— START OF GIVEN ENTRIES —

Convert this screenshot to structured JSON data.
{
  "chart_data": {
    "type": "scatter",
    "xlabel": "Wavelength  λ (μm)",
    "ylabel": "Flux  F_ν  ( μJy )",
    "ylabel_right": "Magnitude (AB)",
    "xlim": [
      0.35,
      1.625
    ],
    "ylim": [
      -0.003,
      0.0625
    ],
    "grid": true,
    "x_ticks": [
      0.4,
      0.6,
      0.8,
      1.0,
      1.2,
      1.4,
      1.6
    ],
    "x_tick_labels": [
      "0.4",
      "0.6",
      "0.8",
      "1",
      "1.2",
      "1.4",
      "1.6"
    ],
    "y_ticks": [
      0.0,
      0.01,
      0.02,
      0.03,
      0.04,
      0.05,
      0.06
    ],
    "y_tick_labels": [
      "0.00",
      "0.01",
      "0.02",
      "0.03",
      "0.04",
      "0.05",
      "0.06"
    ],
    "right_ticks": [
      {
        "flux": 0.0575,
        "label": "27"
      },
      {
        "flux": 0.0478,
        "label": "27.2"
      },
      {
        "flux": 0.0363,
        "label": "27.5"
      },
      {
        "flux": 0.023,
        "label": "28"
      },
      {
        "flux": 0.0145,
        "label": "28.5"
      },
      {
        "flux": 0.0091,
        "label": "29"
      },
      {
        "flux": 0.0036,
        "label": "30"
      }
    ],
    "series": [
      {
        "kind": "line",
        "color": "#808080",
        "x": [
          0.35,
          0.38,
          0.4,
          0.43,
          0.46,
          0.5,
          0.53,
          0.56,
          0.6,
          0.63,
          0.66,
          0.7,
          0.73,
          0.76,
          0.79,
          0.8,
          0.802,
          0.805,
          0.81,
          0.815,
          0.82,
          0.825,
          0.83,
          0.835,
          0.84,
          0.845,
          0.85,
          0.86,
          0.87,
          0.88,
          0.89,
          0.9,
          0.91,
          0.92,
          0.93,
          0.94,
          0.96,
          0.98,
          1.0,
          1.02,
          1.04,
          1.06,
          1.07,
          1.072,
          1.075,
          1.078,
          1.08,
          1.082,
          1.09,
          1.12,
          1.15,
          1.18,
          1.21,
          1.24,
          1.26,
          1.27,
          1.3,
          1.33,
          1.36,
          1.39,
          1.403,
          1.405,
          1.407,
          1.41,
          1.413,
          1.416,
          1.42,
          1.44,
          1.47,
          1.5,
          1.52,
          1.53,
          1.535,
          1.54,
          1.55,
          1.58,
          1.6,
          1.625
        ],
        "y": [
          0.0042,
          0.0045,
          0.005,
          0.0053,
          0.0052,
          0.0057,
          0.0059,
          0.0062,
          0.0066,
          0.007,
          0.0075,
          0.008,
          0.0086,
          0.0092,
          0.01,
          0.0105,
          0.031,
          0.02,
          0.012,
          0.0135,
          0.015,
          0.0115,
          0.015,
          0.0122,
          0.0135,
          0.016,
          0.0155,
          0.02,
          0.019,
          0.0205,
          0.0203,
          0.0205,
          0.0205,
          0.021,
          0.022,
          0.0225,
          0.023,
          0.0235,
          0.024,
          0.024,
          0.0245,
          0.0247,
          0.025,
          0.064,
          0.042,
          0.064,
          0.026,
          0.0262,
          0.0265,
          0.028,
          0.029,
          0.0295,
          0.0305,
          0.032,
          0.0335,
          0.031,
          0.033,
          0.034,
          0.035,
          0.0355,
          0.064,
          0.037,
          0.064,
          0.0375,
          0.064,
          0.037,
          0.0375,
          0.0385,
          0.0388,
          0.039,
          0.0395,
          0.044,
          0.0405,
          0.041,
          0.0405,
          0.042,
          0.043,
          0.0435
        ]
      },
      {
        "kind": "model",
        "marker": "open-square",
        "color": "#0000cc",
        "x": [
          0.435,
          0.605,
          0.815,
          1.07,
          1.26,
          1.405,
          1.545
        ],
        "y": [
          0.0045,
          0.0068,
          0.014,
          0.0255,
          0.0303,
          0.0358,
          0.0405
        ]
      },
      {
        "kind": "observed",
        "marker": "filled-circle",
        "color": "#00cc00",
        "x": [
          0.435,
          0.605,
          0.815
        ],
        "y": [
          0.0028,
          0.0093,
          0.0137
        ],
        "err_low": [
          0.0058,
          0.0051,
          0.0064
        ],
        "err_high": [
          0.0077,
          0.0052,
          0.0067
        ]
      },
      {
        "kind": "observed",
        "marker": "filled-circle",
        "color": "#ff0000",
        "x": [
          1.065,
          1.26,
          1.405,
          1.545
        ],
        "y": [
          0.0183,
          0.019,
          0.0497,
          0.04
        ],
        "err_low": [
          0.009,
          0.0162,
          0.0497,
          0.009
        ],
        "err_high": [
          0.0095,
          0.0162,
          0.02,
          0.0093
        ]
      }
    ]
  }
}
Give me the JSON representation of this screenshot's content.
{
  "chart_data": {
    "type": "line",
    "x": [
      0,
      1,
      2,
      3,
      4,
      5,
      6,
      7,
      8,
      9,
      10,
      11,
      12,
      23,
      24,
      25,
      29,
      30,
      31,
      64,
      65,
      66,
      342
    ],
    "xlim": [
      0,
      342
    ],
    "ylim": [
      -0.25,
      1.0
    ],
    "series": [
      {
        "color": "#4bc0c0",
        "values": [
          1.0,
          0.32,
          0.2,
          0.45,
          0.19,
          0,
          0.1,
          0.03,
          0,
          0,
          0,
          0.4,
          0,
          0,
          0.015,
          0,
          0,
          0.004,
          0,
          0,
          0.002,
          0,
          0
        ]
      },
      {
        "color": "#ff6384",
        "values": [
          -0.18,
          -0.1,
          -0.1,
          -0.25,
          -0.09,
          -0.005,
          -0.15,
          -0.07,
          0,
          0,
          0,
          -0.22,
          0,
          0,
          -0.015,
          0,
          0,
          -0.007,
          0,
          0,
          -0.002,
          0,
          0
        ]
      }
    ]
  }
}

— END OF GIVEN ENTRIES —

TASK BRIEF → Recopy all the lines exactly as they appear.

WRITTEN SOLUTION →
Convert this screenshot to structured JSON data.
{
  "chart_data": {
    "type": "scatter",
    "xlabel": "Wavelength  λ (μm)",
    "ylabel": "Flux  F_ν  ( μJy )",
    "ylabel_right": "Magnitude (AB)",
    "xlim": [
      0.35,
      1.625
    ],
    "ylim": [
      -0.003,
      0.0625
    ],
    "grid": true,
    "x_ticks": [
      0.4,
      0.6,
      0.8,
      1.0,
      1.2,
      1.4,
      1.6
    ],
    "x_tick_labels": [
      "0.4",
      "0.6",
      "0.8",
      "1",
      "1.2",
      "1.4",
      "1.6"
    ],
    "y_ticks": [
      0.0,
      0.01,
      0.02,
      0.03,
      0.04,
      0.05,
      0.06
    ],
    "y_tick_labels": [
      "0.00",
      "0.01",
      "0.02",
      "0.03",
      "0.04",
      "0.05",
      "0.06"
    ],
    "right_ticks": [
      {
        "flux": 0.0575,
        "label": "27"
      },
      {
        "flux": 0.0478,
        "label": "27.2"
      },
      {
        "flux": 0.0363,
        "label": "27.5"
      },
      {
        "flux": 0.023,
        "label": "28"
      },
      {
        "flux": 0.0145,
        "label": "28.5"
      },
      {
        "flux": 0.0091,
        "label": "29"
      },
      {
        "flux": 0.0036,
        "label": "30"
      }
    ],
    "series": [
      {
        "kind": "line",
        "color": "#808080",
        "x": [
          0.35,
          0.38,
          0.4,
          0.43,
          0.46,
          0.5,
          0.53,
          0.56,
          0.6,
          0.63,
          0.66,
          0.7,
          0.73,
          0.76,
          0.79,
          0.8,
          0.802,
          0.805,
          0.81,
          0.815,
          0.82,
          0.825,
          0.83,
          0.835,
          0.84,
          0.845,
          0.85,
          0.86,
          0.87,
          0.88,
          0.89,
          0.9,
          0.91,
          0.92,
          0.93,
          0.94,
          0.96,
          0.98,
          1.0,
          1.02,
          1.04,
          1.06,
          1.07,
          1.072,
          1.075,
          1.078,
          1.08,
          1.082,
          1.09,
          1.12,
          1.15,
          1.18,
          1.21,
          1.24,
          1.26,
          1.27,
          1.3,
          1.33,
          1.36,
          1.39,
          1.403,
          1.405,
          1.407,
          1.41,
          1.413,
          1.416,
          1.42,
          1.44,
          1.47,
          1.5,
          1.52,
          1.53,
          1.535,
          1.54,
          1.55,
          1.58,
          1.6,
          1.625
        ],
        "y": [
          0.0042,
          0.0045,
          0.005,
          0.0053,
          0.0052,
          0.0057,
          0.0059,
          0.0062,
          0.0066,
          0.007,
          0.0075,
          0.008,
          0.0086,
          0.0092,
          0.01,
          0.0105,
          0.031,
          0.02,
          0.012,
          0.0135,
          0.015,
          0.0115,
          0.015,
          0.0122,
          0.0135,
          0.016,
          0.0155,
          0.02,
          0.019,
          0.0205,
          0.0203,
          0.0205,
          0.0205,
          0.021,
          0.022,
          0.0225,
          0.023,
          0.0235,
          0.024,
          0.024,
          0.0245,
          0.0247,
          0.025,
          0.064,
          0.042,
          0.064,
          0.026,
          0.0262,
          0.0265,
          0.028,
          0.029,
          0.0295,
          0.0305,
          0.032,
          0.0335,
          0.031,
          0.033,
          0.034,
          0.035,
          0.0355,
          0.064,
          0.037,
          0.064,
          0.0375,
          0.064,
          0.037,
          0.0375,
          0.0385,
          0.0388,
          0.039,
          0.0395,
          0.044,
          0.0405,
          0.041,
          0.0405,
          0.042,
          0.043,
          0.0435
        ]
      },
      {
        "kind": "model",
        "marker": "open-square",
        "color": "#0000cc",
        "x": [
          0.435,
          0.605,
          0.815,
          1.07,
          1.26,
          1.405,
          1.545
        ],
        "y": [
          0.0045,
          0.0068,
          0.014,
          0.0255,
          0.0303,
          0.0358,
          0.0405
        ]
      },
      {
        "kind": "observed",
        "marker": "filled-circle",
        "color": "#00cc00",
        "x": [
          0.435,
          0.605,
          0.815
        ],
        "y": [
          0.0028,
          0.0093,
          0.0137
        ],
        "err_low": [
          0.0058,
          0.0051,
          0.0064
        ],
        "err_high": [
          0.0077,
          0.0052,
          0.0067
        ]
      },
      {
        "kind": "observed",
        "marker": "filled-circle",
        "color": "#ff0000",
        "x": [
          1.065,
          1.26,
          1.405,
          1.545
        ],
        "y": [
          0.0183,
          0.019,
          0.0497,
          0.04
        ],
        "err_low": [
          0.009,
          0.0162,
          0.0497,
          0.009
        ],
        "err_high": [
          0.0095,
          0.0162,
          0.02,
          0.0093
        ]
      }
    ]
  }
}
Give me the JSON representation of this screenshot's content.
{
  "chart_data": {
    "type": "line",
    "x": [
      0,
      1,
      2,
      3,
      4,
      5,
      6,
      7,
      8,
      9,
      10,
      11,
      12,
      23,
      24,
      25,
      29,
      30,
      31,
      64,
      65,
      66,
      342
    ],
    "xlim": [
      0,
      342
    ],
    "ylim": [
      -0.25,
      1.0
    ],
    "series": [
      {
        "color": "#4bc0c0",
        "values": [
          1.0,
          0.32,
          0.2,
          0.45,
          0.19,
          0,
          0.1,
          0.03,
          0,
          0,
          0,
          0.4,
          0,
          0,
          0.015,
          0,
          0,
          0.004,
          0,
          0,
          0.002,
          0,
          0
        ]
      },
      {
        "color": "#ff6384",
        "values": [
          -0.18,
          -0.1,
          -0.1,
          -0.25,
          -0.09,
          -0.005,
          -0.15,
          -0.07,
          0,
          0,
          0,
          -0.22,
          0,
          0,
          -0.015,
          0,
          0,
          -0.007,
          0,
          0,
          -0.002,
          0,
          0
        ]
      }
    ]
  }
}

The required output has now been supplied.